• What you will do:
Please retype the records below exactly, leaving out any pictures.

• Extracted entries:

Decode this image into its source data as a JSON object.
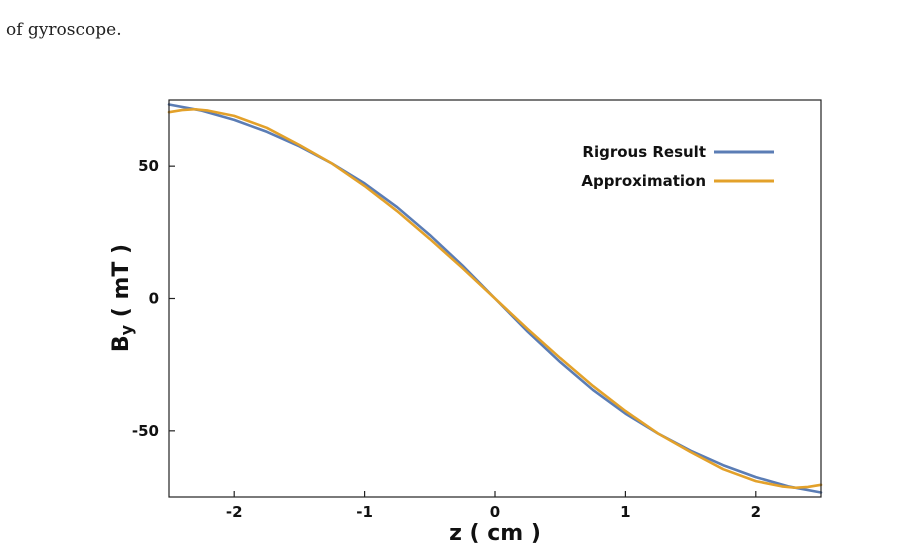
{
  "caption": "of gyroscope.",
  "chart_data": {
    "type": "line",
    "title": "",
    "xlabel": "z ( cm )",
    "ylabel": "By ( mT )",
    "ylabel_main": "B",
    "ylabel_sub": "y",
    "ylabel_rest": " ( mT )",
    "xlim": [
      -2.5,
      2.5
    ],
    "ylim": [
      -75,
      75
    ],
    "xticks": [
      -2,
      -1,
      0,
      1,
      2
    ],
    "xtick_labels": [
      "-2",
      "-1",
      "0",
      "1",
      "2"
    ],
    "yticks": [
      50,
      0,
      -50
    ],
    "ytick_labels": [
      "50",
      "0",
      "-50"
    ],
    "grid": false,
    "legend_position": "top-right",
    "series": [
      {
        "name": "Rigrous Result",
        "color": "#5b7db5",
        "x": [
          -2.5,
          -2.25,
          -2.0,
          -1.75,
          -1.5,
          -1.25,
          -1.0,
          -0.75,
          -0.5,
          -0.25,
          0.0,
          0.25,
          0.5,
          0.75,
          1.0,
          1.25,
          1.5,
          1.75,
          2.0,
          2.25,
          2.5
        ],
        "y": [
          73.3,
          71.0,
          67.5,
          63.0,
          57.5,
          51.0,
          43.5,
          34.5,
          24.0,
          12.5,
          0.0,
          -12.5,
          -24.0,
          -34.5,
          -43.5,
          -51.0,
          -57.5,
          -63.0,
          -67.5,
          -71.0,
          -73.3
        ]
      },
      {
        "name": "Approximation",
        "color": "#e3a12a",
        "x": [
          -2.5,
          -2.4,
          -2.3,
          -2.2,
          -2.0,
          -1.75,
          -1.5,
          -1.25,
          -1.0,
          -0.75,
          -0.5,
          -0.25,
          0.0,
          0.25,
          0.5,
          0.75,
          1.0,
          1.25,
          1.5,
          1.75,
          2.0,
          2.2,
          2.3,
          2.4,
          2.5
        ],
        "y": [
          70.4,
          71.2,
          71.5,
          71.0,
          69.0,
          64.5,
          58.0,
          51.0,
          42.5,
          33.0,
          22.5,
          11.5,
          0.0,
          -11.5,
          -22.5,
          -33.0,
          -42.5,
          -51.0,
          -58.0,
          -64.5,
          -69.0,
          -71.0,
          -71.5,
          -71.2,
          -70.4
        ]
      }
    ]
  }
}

• Correct response:
Decode this image into its source data as a JSON object.
{
  "caption": "of gyroscope.",
  "chart_data": {
    "type": "line",
    "title": "",
    "xlabel": "z ( cm )",
    "ylabel": "By ( mT )",
    "ylabel_main": "B",
    "ylabel_sub": "y",
    "ylabel_rest": " ( mT )",
    "xlim": [
      -2.5,
      2.5
    ],
    "ylim": [
      -75,
      75
    ],
    "xticks": [
      -2,
      -1,
      0,
      1,
      2
    ],
    "xtick_labels": [
      "-2",
      "-1",
      "0",
      "1",
      "2"
    ],
    "yticks": [
      50,
      0,
      -50
    ],
    "ytick_labels": [
      "50",
      "0",
      "-50"
    ],
    "grid": false,
    "legend_position": "top-right",
    "series": [
      {
        "name": "Rigrous Result",
        "color": "#5b7db5",
        "x": [
          -2.5,
          -2.25,
          -2.0,
          -1.75,
          -1.5,
          -1.25,
          -1.0,
          -0.75,
          -0.5,
          -0.25,
          0.0,
          0.25,
          0.5,
          0.75,
          1.0,
          1.25,
          1.5,
          1.75,
          2.0,
          2.25,
          2.5
        ],
        "y": [
          73.3,
          71.0,
          67.5,
          63.0,
          57.5,
          51.0,
          43.5,
          34.5,
          24.0,
          12.5,
          0.0,
          -12.5,
          -24.0,
          -34.5,
          -43.5,
          -51.0,
          -57.5,
          -63.0,
          -67.5,
          -71.0,
          -73.3
        ]
      },
      {
        "name": "Approximation",
        "color": "#e3a12a",
        "x": [
          -2.5,
          -2.4,
          -2.3,
          -2.2,
          -2.0,
          -1.75,
          -1.5,
          -1.25,
          -1.0,
          -0.75,
          -0.5,
          -0.25,
          0.0,
          0.25,
          0.5,
          0.75,
          1.0,
          1.25,
          1.5,
          1.75,
          2.0,
          2.2,
          2.3,
          2.4,
          2.5
        ],
        "y": [
          70.4,
          71.2,
          71.5,
          71.0,
          69.0,
          64.5,
          58.0,
          51.0,
          42.5,
          33.0,
          22.5,
          11.5,
          0.0,
          -11.5,
          -22.5,
          -33.0,
          -42.5,
          -51.0,
          -58.0,
          -64.5,
          -69.0,
          -71.0,
          -71.5,
          -71.2,
          -70.4
        ]
      }
    ]
  }
}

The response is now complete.